Copy out every one of the lines below word for word, changing nothing.

* GIVEN INFORMATION
**********
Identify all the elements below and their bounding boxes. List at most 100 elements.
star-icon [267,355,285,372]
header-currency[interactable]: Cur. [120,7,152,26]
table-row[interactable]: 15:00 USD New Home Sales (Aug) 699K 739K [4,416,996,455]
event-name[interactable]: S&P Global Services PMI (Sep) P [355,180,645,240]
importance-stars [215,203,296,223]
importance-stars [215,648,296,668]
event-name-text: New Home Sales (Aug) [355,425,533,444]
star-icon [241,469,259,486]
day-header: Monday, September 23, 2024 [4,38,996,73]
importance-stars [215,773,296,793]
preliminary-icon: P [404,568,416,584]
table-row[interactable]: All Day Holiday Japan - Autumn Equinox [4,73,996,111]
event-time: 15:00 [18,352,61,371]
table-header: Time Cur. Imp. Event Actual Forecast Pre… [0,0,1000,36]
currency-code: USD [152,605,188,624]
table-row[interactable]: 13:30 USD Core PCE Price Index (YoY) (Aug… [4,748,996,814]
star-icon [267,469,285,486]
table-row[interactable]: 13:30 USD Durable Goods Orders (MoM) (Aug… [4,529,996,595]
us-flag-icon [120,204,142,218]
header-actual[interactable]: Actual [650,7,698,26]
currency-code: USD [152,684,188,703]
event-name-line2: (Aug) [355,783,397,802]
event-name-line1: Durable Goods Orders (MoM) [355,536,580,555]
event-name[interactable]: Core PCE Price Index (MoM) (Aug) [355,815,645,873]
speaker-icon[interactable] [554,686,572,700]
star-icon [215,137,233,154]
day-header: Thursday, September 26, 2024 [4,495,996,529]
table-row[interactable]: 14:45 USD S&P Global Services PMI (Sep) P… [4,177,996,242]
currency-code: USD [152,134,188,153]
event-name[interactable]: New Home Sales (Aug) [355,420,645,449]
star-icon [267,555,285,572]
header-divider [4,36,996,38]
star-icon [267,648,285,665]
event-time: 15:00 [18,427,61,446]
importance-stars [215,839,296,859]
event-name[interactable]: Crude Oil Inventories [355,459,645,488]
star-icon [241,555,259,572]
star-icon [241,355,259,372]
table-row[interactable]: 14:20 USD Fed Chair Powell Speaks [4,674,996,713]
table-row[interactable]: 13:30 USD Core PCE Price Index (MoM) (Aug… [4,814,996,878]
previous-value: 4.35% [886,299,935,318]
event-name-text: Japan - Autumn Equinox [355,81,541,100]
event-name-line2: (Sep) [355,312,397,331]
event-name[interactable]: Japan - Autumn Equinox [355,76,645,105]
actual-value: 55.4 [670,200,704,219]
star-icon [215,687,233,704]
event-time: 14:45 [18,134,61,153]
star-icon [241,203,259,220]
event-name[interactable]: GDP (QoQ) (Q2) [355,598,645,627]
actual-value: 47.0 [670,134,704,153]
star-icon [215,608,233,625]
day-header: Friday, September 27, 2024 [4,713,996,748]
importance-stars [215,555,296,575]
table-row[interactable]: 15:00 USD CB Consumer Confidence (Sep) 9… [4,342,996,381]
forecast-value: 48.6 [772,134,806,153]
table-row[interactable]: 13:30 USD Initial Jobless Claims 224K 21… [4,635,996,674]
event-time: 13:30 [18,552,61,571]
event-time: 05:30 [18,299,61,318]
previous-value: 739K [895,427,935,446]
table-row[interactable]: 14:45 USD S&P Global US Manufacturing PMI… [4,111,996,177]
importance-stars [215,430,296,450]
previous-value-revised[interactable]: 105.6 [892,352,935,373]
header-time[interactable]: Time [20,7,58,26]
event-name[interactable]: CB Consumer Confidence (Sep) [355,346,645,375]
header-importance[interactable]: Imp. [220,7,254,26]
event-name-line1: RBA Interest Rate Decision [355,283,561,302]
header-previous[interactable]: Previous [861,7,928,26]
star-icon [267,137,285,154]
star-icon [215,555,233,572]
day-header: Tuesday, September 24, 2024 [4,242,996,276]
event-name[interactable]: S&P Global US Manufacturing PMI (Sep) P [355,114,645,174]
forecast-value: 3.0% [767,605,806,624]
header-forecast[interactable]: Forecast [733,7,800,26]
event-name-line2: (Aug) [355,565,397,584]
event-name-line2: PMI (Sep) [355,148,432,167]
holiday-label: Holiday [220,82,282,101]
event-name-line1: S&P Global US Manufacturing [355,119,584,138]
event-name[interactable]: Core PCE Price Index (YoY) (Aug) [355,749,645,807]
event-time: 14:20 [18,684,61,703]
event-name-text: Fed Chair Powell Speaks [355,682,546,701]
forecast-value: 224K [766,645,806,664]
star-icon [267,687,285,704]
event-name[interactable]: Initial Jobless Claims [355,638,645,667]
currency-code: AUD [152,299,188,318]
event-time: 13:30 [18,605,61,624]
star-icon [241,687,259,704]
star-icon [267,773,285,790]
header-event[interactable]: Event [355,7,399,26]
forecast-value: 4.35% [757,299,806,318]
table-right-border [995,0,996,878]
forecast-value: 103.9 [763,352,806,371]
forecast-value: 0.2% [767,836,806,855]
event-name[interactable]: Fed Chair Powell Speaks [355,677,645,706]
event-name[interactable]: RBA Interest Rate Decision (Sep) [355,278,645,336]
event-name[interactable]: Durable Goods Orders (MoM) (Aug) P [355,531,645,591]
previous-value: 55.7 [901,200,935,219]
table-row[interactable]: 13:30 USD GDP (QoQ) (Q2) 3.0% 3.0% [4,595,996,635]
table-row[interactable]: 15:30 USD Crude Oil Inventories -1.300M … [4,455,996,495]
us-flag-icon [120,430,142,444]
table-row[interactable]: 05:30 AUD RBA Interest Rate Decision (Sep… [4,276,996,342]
**********
* THE RESULT
Identify all the elements below and their bounding boxes. List at most 100 elements.
star-icon [267,355,285,372]
header-currency[interactable]: Cur. [120,7,152,26]
table-row[interactable]: 15:00 USD New Home Sales (Aug) 699K 739K [4,416,996,455]
event-name[interactable]: S&P Global Services PMI (Sep) P [355,180,645,240]
importance-stars [215,203,296,223]
importance-stars [215,648,296,668]
event-name-text: New Home Sales (Aug) [355,425,533,444]
star-icon [241,469,259,486]
day-header: Monday, September 23, 2024 [4,38,996,73]
importance-stars [215,773,296,793]
preliminary-icon: P [404,568,416,584]
table-row[interactable]: All Day Holiday Japan - Autumn Equinox [4,73,996,111]
event-time: 15:00 [18,352,61,371]
table-header: Time Cur. Imp. Event Actual Forecast Pre… [0,0,1000,36]
currency-code: USD [152,605,188,624]
table-row[interactable]: 13:30 USD Core PCE Price Index (YoY) (Aug… [4,748,996,814]
star-icon [267,469,285,486]
table-row[interactable]: 13:30 USD Durable Goods Orders (MoM) (Aug… [4,529,996,595]
us-flag-icon [120,204,142,218]
header-actual[interactable]: Actual [650,7,698,26]
currency-code: USD [152,684,188,703]
event-name-line2: (Aug) [355,783,397,802]
event-name-line1: Durable Goods Orders (MoM) [355,536,580,555]
event-name[interactable]: Core PCE Price Index (MoM) (Aug) [355,815,645,873]
speaker-icon[interactable] [554,686,572,700]
star-icon [215,137,233,154]
day-header: Thursday, September 26, 2024 [4,495,996,529]
table-row[interactable]: 14:45 USD S&P Global Services PMI (Sep) P… [4,177,996,242]
currency-code: USD [152,134,188,153]
event-name[interactable]: New Home Sales (Aug) [355,420,645,449]
star-icon [267,555,285,572]
header-divider [4,36,996,38]
star-icon [267,648,285,665]
event-time: 15:00 [18,427,61,446]
importance-stars [215,839,296,859]
event-name[interactable]: Crude Oil Inventories [355,459,645,488]
star-icon [241,555,259,572]
star-icon [241,355,259,372]
table-row[interactable]: 14:20 USD Fed Chair Powell Speaks [4,674,996,713]
table-row[interactable]: 13:30 USD Core PCE Price Index (MoM) (Aug… [4,814,996,878]
previous-value: 4.35% [886,299,935,318]
event-name-text: Japan - Autumn Equinox [355,81,541,100]
event-name-line2: (Sep) [355,312,397,331]
event-name[interactable]: Japan - Autumn Equinox [355,76,645,105]
actual-value: 55.4 [670,200,704,219]
star-icon [215,687,233,704]
event-time: 14:45 [18,134,61,153]
star-icon [241,203,259,220]
event-name[interactable]: GDP (QoQ) (Q2) [355,598,645,627]
actual-value: 47.0 [670,134,704,153]
star-icon [215,608,233,625]
day-header: Friday, September 27, 2024 [4,713,996,748]
importance-stars [215,555,296,575]
table-row[interactable]: 15:00 USD CB Consumer Confidence (Sep) 9… [4,342,996,381]
forecast-value: 48.6 [772,134,806,153]
table-row[interactable]: 13:30 USD Initial Jobless Claims 224K 21… [4,635,996,674]
event-time: 13:30 [18,552,61,571]
event-time: 05:30 [18,299,61,318]
previous-value: 739K [895,427,935,446]
table-row[interactable]: 14:45 USD S&P Global US Manufacturing PMI… [4,111,996,177]
importance-stars [215,430,296,450]
previous-value-revised[interactable]: 105.6 [892,352,935,373]
header-time[interactable]: Time [20,7,58,26]
event-name[interactable]: CB Consumer Confidence (Sep) [355,346,645,375]
header-importance[interactable]: Imp. [220,7,254,26]
event-name-line1: RBA Interest Rate Decision [355,283,561,302]
header-previous[interactable]: Previous [861,7,928,26]
star-icon [267,137,285,154]
star-icon [215,555,233,572]
day-header: Tuesday, September 24, 2024 [4,242,996,276]
event-name[interactable]: S&P Global US Manufacturing PMI (Sep) P [355,114,645,174]
forecast-value: 3.0% [767,605,806,624]
header-forecast[interactable]: Forecast [733,7,800,26]
event-name-line2: (Aug) [355,565,397,584]
event-name-line2: PMI (Sep) [355,148,432,167]
holiday-label: Holiday [220,82,282,101]
event-name-line1: S&P Global US Manufacturing [355,119,584,138]
event-name[interactable]: Core PCE Price Index (YoY) (Aug) [355,749,645,807]
event-time: 14:20 [18,684,61,703]
event-name-text: Fed Chair Powell Speaks [355,682,546,701]
forecast-value: 224K [766,645,806,664]
star-icon [267,687,285,704]
event-name[interactable]: Initial Jobless Claims [355,638,645,667]
currency-code: AUD [152,299,188,318]
event-time: 13:30 [18,605,61,624]
star-icon [241,687,259,704]
star-icon [267,773,285,790]
header-event[interactable]: Event [355,7,399,26]
forecast-value: 4.35% [757,299,806,318]
table-right-border [995,0,996,878]
forecast-value: 103.9 [763,352,806,371]
forecast-value: 0.2% [767,836,806,855]
event-name[interactable]: Fed Chair Powell Speaks [355,677,645,706]
event-name[interactable]: RBA Interest Rate Decision (Sep) [355,278,645,336]
event-name[interactable]: Durable Goods Orders (MoM) (Aug) P [355,531,645,591]
previous-value: 55.7 [901,200,935,219]
table-row[interactable]: 13:30 USD GDP (QoQ) (Q2) 3.0% 3.0% [4,595,996,635]
table-row[interactable]: 15:30 USD Crude Oil Inventories -1.300M … [4,455,996,495]
us-flag-icon [120,430,142,444]
table-row[interactable]: 05:30 AUD RBA Interest Rate Decision (Sep… [4,276,996,342]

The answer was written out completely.